Exercise objective: Every entry that follows should be reproduced exactly.

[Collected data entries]
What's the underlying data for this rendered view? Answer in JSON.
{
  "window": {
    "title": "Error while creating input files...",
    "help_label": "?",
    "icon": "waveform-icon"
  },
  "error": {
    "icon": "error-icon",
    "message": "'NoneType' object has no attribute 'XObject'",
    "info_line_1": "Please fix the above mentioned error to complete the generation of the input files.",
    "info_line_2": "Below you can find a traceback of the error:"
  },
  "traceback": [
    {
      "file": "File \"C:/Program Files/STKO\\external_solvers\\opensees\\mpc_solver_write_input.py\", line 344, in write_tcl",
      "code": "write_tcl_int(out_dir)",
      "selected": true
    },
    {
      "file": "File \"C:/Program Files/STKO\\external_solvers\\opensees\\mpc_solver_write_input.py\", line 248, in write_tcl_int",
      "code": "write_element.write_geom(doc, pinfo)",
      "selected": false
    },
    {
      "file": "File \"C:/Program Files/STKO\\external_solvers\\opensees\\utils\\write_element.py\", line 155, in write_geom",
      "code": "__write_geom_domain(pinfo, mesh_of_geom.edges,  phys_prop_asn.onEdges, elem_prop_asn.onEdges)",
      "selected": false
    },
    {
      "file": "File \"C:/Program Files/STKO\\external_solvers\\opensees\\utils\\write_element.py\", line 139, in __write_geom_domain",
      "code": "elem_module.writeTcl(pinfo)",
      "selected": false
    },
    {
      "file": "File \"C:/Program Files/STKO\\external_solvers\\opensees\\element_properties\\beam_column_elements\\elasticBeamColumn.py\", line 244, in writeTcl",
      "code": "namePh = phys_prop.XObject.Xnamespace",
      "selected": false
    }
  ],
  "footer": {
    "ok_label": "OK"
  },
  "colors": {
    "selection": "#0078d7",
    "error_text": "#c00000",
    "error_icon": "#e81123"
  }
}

Correct result:
What's the underlying data for this rendered view? Answer in JSON.
{
  "window": {
    "title": "Error while creating input files...",
    "help_label": "?",
    "icon": "waveform-icon"
  },
  "error": {
    "icon": "error-icon",
    "message": "'NoneType' object has no attribute 'XObject'",
    "info_line_1": "Please fix the above mentioned error to complete the generation of the input files.",
    "info_line_2": "Below you can find a traceback of the error:"
  },
  "traceback": [
    {
      "file": "File \"C:/Program Files/STKO\\external_solvers\\opensees\\mpc_solver_write_input.py\", line 344, in write_tcl",
      "code": "write_tcl_int(out_dir)",
      "selected": true
    },
    {
      "file": "File \"C:/Program Files/STKO\\external_solvers\\opensees\\mpc_solver_write_input.py\", line 248, in write_tcl_int",
      "code": "write_element.write_geom(doc, pinfo)",
      "selected": false
    },
    {
      "file": "File \"C:/Program Files/STKO\\external_solvers\\opensees\\utils\\write_element.py\", line 155, in write_geom",
      "code": "__write_geom_domain(pinfo, mesh_of_geom.edges,  phys_prop_asn.onEdges, elem_prop_asn.onEdges)",
      "selected": false
    },
    {
      "file": "File \"C:/Program Files/STKO\\external_solvers\\opensees\\utils\\write_element.py\", line 139, in __write_geom_domain",
      "code": "elem_module.writeTcl(pinfo)",
      "selected": false
    },
    {
      "file": "File \"C:/Program Files/STKO\\external_solvers\\opensees\\element_properties\\beam_column_elements\\elasticBeamColumn.py\", line 244, in writeTcl",
      "code": "namePh = phys_prop.XObject.Xnamespace",
      "selected": false
    }
  ],
  "footer": {
    "ok_label": "OK"
  },
  "colors": {
    "selection": "#0078d7",
    "error_text": "#c00000",
    "error_icon": "#e81123"
  }
}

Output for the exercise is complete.